- _QUÉ HACER_:
1. Transcribe del artículo el pasaje que empieza en "No preciso la" y termina en "económicos para hacerlo.".
2. Según el artículo, ¿en qué colegio estudiaba Rafael Escalona?
3. Sigue escribiendo el artículo sobre Rafael Escalona a partir de su última oración.

- _FRAGMENTO DEL ARTÍCULO_:
—————

Por: JOSE M. APONTE MARTÍNEZ El tema a tratar para el día de hoy, era diferente al contenido de este artículo, pero por obra y gracia de las gracias de mi nieto José Manuel, de dos años y medio de edad, experto en esconder, que me desapareció la libreta de notas en la cual escribo […]
Por: JOSE M. APONTE MARTÍNEZ
El tema a tratar para el día de hoy, era diferente al contenido de este artículo, pero por obra y gracia de las gracias de mi nieto José Manuel, de dos años y medio de edad, experto en esconder, que me desapareció la libreta de notas en la cual escribo esta columna, me he visto obligado a divulgar el presente artículo que desde hace rato tengo listo y que en cualquier momento es de actualidad.
No preciso la fecha porque no es trascendental, pero fue en la década del 40 al 50 del siglo pasado, cuando Rafael Escalona estudiaba en el Liceo Celedón, para la época el mejor Colegio público que tenía la Costa Atlántica y posiblemente uno de los mejores del país, a donde los estudiantes de provincia cuando terminaban primaria en San Juan o Villanueva, culminaban su bachillerato en Santa Marta y de ahí a las universidades de Bogotá los que tenían los medios económicos para hacerlo.

—————

- _MUESTRAS DEL MATERIAL_:
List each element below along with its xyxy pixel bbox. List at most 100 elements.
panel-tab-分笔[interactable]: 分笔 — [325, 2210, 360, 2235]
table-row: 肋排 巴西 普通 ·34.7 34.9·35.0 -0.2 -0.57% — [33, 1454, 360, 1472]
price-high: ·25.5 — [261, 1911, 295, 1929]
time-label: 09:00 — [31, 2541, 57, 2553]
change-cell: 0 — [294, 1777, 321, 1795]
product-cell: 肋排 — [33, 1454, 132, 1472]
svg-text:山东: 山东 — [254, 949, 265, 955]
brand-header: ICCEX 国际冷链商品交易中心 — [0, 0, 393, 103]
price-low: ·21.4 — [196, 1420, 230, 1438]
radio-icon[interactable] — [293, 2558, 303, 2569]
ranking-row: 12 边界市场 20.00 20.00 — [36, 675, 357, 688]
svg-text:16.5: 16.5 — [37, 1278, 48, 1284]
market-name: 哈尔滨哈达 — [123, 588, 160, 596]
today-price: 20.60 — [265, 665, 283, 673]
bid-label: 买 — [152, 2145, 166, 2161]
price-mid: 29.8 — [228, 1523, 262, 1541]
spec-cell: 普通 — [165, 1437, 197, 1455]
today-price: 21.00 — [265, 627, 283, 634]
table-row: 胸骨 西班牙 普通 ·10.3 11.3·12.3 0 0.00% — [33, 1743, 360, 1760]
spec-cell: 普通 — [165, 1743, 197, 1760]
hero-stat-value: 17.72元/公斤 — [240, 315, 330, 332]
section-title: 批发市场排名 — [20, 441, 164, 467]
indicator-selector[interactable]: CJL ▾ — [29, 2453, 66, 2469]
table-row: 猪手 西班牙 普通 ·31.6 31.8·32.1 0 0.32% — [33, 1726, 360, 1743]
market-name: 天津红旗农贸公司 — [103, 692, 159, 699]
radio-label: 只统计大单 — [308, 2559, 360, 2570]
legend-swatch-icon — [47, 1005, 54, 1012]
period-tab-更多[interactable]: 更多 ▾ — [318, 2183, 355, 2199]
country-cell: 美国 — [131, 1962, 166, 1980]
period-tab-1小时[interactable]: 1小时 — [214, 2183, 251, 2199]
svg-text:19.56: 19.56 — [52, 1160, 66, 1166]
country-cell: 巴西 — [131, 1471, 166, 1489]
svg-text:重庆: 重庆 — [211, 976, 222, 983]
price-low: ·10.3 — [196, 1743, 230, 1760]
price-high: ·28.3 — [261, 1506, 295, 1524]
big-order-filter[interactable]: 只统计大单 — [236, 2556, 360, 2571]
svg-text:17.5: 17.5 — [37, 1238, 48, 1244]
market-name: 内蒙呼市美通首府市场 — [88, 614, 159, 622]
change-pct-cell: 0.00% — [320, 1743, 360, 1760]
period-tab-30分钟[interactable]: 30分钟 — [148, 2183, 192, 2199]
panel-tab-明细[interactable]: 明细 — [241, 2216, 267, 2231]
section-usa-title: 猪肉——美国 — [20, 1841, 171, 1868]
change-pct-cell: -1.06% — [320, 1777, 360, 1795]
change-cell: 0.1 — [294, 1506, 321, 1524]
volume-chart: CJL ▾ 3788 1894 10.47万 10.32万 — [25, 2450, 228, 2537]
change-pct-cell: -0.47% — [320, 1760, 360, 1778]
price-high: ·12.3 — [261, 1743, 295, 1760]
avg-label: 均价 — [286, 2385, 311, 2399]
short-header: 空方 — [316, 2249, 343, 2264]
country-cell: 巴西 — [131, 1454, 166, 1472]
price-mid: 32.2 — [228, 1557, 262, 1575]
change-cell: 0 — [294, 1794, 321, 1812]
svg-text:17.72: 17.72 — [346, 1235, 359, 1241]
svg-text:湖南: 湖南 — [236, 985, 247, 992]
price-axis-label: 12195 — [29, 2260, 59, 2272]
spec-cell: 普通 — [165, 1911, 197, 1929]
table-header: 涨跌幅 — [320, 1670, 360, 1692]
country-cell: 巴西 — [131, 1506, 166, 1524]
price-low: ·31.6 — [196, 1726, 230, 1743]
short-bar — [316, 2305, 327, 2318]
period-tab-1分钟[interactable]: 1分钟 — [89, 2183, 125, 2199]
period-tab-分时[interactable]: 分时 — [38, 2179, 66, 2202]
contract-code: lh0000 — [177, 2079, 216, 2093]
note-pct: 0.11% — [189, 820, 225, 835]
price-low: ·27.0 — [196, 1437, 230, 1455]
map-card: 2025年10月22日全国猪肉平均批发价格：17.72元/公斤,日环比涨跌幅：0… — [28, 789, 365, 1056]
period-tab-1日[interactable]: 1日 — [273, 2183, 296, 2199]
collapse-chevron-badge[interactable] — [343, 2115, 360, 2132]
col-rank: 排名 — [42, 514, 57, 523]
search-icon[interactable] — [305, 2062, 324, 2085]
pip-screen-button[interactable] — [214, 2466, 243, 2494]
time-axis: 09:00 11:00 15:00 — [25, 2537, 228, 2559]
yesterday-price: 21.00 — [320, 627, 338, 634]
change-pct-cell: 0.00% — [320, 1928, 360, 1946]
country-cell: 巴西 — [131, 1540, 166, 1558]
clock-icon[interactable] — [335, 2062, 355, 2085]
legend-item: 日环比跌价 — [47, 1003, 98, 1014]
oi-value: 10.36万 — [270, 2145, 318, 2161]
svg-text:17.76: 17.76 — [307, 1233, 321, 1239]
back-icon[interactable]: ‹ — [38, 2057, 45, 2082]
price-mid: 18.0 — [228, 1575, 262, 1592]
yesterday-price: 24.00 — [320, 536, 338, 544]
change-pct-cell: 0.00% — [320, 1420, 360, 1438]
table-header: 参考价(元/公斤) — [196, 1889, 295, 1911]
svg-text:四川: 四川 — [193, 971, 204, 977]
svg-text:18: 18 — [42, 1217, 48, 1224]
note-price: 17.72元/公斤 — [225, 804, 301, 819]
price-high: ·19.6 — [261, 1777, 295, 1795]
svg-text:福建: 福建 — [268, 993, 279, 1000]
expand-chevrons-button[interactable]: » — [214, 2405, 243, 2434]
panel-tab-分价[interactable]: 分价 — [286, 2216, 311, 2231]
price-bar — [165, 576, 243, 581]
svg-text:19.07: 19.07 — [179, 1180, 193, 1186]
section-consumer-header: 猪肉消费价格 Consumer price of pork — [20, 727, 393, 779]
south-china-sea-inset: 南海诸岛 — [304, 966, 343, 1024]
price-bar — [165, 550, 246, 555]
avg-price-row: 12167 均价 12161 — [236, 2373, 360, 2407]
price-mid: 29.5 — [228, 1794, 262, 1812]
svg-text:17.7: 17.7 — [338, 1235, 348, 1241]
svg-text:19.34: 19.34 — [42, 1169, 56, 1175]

—————

- _RESPUESTAS POR TAREA_:
1.
No preciso la fecha porque no es trascendental, pero fue en la década del 40 al 50 del siglo pasado, cuando Rafael Escalona estudiaba en el Liceo Celedón, para la época el mejor Colegio público que tenía la Costa Atlántica y posiblemente uno de los mejores del país, a donde los estudiantes de provincia cuando terminaban primaria en San Juan o Villanueva, culminaban su bachillerato en Santa Marta y de ahí a las universidades de Bogotá los que tenían los medios económicos para hacerlo.

2. En el Liceo Celedón.

3.
Así le pasó a Escalona, que no sé si del Loperena o algún colegio privado del Valle salió para el Liceo, haciendo el periplo descrito en una de sus canciones y en donde termina montándose en un “Diablo al que le llaman Tren”.
En Santa Marta, Rafael encontró ya a varios amigos vallenatos internos en el Liceo, veteranos, entre ellos a mi buen amigo y columnista de este periodo, el médico Jaime Gnecco Hernández, Alfonso López Araujo, hoy a pesar de que me lleva unos añitos, mi contendor en memorables tardes billarísticas, Vicente Ovalle Díaz, quien desde hace miles de años vive en Argentina, el médico Nehemías García Medina a quien también pescó una pacífica y al cual mi hija María Mercedes, de quien fue médico de cabecera, lo llama desde Dallas para preguntarle por unas goticas maravillosas que quitan la tos a los niños y los hermanos Barros Baquero, Adalberto, que más que amigo fue mi hermano y Armando, el hombre probo e incólume, tan cerca de mis afectos, tempranamente desaparecido.
El paseo obligado en Santa Marta lo sábados y domingos para todos los internos, ricos y pobres, negros y blancos era el Malecón a ver el mar y las pelas, también internas especialmente de la Escuela Magdalena que se daban cita en el lugar para sostener y practicar esos amorcitos pendejos de agarrarse las manos y verse de lejos.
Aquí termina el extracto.